• Goal: Comb through the entries for "Language" and pull out each line that holds it.

• Records shown:
----------

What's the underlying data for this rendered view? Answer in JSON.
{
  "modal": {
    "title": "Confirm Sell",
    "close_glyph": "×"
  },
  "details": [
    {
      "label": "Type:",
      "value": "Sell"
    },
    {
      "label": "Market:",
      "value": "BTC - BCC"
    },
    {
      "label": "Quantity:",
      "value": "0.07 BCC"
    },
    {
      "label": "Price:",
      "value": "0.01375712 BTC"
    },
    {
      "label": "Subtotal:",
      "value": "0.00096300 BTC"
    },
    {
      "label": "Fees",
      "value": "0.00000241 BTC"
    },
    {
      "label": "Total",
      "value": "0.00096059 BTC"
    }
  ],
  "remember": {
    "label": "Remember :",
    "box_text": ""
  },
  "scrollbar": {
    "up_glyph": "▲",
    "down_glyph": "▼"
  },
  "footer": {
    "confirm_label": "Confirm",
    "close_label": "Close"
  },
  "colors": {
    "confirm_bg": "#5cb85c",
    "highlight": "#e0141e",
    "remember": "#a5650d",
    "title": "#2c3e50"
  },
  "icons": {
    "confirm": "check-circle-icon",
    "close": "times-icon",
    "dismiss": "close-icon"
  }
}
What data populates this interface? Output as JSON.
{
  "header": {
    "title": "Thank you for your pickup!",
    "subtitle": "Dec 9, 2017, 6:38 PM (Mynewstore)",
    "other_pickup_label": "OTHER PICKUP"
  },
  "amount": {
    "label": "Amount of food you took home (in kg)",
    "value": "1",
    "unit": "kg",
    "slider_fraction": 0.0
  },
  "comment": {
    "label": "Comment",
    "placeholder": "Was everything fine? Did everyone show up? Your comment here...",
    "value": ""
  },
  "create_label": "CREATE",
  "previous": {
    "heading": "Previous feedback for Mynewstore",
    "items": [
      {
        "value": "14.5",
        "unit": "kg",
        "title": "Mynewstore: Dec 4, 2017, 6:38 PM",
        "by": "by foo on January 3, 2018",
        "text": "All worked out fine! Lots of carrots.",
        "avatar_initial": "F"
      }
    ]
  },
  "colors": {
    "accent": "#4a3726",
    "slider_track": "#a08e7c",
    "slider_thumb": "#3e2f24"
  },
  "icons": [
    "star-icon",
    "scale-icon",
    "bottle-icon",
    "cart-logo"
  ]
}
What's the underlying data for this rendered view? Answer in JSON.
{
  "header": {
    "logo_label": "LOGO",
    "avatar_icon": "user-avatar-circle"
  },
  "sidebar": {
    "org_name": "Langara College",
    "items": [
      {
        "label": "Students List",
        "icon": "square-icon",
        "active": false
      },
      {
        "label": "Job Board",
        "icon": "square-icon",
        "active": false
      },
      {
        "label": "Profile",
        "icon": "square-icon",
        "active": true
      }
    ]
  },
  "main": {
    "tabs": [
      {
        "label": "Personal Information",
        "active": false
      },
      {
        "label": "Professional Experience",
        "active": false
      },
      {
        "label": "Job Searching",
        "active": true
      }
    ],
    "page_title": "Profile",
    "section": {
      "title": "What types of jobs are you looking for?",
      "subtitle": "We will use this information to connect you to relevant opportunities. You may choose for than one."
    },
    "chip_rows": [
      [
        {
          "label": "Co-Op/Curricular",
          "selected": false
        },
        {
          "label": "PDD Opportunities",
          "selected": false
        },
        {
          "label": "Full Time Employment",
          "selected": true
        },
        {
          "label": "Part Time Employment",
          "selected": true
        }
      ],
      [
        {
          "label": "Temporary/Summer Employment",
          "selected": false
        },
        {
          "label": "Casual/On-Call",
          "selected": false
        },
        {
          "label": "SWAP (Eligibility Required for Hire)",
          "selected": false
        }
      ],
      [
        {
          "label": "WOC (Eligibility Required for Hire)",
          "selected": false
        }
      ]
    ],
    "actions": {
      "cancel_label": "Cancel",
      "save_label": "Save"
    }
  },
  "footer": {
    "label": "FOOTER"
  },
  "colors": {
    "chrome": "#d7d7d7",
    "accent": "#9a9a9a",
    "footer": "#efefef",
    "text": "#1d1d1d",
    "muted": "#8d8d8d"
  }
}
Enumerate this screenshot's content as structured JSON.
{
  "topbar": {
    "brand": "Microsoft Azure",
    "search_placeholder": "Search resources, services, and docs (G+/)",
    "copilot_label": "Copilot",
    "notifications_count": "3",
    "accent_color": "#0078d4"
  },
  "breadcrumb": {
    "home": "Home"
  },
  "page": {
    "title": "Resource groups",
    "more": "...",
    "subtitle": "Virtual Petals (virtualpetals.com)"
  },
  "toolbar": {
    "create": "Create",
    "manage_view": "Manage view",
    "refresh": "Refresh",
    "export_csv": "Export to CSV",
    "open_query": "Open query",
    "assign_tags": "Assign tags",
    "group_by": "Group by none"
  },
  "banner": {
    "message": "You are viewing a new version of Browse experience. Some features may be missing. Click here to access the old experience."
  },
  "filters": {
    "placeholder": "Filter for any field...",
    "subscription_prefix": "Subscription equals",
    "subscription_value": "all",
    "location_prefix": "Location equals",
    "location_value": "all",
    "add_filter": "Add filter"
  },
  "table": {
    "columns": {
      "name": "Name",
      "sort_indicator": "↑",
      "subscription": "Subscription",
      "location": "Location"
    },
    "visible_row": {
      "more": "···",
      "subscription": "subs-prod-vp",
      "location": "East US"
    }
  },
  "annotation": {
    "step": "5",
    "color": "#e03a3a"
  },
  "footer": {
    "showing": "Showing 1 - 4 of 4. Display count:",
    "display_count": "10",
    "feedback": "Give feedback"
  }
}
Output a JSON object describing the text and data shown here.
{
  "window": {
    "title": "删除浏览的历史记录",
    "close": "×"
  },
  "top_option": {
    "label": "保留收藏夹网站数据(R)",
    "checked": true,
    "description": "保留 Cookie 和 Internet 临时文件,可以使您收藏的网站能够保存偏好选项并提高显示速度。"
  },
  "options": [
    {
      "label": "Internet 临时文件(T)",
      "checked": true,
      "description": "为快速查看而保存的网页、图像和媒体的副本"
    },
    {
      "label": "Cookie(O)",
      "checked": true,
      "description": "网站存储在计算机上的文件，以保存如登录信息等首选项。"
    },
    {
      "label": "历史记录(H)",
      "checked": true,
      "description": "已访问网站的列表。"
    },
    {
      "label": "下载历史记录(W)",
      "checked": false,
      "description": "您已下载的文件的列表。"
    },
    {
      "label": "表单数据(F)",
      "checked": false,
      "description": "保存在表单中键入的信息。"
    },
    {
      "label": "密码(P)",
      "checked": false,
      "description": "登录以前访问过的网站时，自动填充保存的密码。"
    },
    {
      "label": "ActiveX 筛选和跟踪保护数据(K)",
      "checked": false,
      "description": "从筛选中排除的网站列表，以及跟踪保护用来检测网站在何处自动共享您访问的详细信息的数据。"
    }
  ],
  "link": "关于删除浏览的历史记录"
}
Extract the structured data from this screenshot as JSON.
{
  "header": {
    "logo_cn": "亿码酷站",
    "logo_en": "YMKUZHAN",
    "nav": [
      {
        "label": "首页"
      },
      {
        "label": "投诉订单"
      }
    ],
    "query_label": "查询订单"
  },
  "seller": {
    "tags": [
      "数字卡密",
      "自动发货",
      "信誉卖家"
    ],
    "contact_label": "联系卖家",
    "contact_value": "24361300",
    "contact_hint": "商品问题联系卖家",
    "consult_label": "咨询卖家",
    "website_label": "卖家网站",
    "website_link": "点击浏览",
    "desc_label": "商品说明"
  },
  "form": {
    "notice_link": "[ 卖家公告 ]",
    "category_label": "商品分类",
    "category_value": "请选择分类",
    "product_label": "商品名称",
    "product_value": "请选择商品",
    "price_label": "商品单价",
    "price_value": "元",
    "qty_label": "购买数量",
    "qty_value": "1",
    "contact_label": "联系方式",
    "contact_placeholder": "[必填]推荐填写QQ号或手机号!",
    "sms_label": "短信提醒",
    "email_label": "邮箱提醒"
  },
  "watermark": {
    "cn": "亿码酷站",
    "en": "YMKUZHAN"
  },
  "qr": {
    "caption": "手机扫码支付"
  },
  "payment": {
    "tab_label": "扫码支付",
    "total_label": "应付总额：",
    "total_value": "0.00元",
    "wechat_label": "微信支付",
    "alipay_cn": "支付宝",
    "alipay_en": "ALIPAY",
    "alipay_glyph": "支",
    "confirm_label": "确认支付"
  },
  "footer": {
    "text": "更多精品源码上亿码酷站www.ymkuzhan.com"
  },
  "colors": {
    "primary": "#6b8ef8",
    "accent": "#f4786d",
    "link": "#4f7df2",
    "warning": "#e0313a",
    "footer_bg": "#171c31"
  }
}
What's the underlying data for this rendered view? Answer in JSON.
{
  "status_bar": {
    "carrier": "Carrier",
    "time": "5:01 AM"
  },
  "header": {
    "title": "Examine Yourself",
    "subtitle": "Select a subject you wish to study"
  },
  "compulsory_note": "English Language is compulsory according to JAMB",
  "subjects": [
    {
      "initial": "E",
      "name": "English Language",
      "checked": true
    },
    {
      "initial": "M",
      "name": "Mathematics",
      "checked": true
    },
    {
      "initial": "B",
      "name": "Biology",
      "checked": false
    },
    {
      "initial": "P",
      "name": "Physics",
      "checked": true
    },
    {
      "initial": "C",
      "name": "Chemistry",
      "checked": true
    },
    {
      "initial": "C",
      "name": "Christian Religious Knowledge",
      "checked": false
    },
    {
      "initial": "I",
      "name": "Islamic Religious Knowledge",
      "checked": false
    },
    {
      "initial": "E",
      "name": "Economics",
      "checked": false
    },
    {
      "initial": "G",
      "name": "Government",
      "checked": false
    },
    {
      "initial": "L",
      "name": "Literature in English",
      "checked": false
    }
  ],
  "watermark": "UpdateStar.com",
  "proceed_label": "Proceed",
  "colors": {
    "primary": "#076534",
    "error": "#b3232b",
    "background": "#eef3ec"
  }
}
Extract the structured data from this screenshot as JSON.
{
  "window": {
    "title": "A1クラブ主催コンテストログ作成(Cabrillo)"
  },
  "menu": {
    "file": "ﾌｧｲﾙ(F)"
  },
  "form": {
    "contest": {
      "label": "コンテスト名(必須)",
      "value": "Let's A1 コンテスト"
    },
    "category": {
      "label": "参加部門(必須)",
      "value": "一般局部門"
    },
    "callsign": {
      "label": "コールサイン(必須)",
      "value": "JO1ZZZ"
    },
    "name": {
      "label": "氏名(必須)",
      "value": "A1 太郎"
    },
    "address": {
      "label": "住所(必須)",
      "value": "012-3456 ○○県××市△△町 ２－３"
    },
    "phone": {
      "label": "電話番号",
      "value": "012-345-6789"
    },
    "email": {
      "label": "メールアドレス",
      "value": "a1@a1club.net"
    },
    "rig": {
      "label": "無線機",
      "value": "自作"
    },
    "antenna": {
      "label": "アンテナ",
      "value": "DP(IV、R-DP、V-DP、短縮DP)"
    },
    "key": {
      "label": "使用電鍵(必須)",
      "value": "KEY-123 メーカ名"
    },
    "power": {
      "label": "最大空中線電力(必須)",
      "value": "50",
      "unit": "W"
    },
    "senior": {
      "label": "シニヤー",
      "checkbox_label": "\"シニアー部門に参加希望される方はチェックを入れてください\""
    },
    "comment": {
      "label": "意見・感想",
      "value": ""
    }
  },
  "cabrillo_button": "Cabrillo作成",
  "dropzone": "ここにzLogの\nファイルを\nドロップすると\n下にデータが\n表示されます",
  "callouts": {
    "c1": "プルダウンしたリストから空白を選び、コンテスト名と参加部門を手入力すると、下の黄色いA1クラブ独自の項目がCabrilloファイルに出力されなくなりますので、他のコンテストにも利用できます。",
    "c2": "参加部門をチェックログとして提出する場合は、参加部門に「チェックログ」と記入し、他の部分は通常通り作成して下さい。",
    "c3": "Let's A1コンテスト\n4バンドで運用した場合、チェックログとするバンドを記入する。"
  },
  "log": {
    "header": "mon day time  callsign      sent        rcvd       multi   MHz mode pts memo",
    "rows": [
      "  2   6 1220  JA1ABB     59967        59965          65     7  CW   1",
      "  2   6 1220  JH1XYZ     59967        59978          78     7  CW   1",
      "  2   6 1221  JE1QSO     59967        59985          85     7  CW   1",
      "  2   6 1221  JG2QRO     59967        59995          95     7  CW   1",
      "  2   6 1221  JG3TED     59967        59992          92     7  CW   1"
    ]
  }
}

----------

• Solution to this exercise:
  "compulsory_note": "English Language is compulsory according to JAMB",
      "name": "English Language",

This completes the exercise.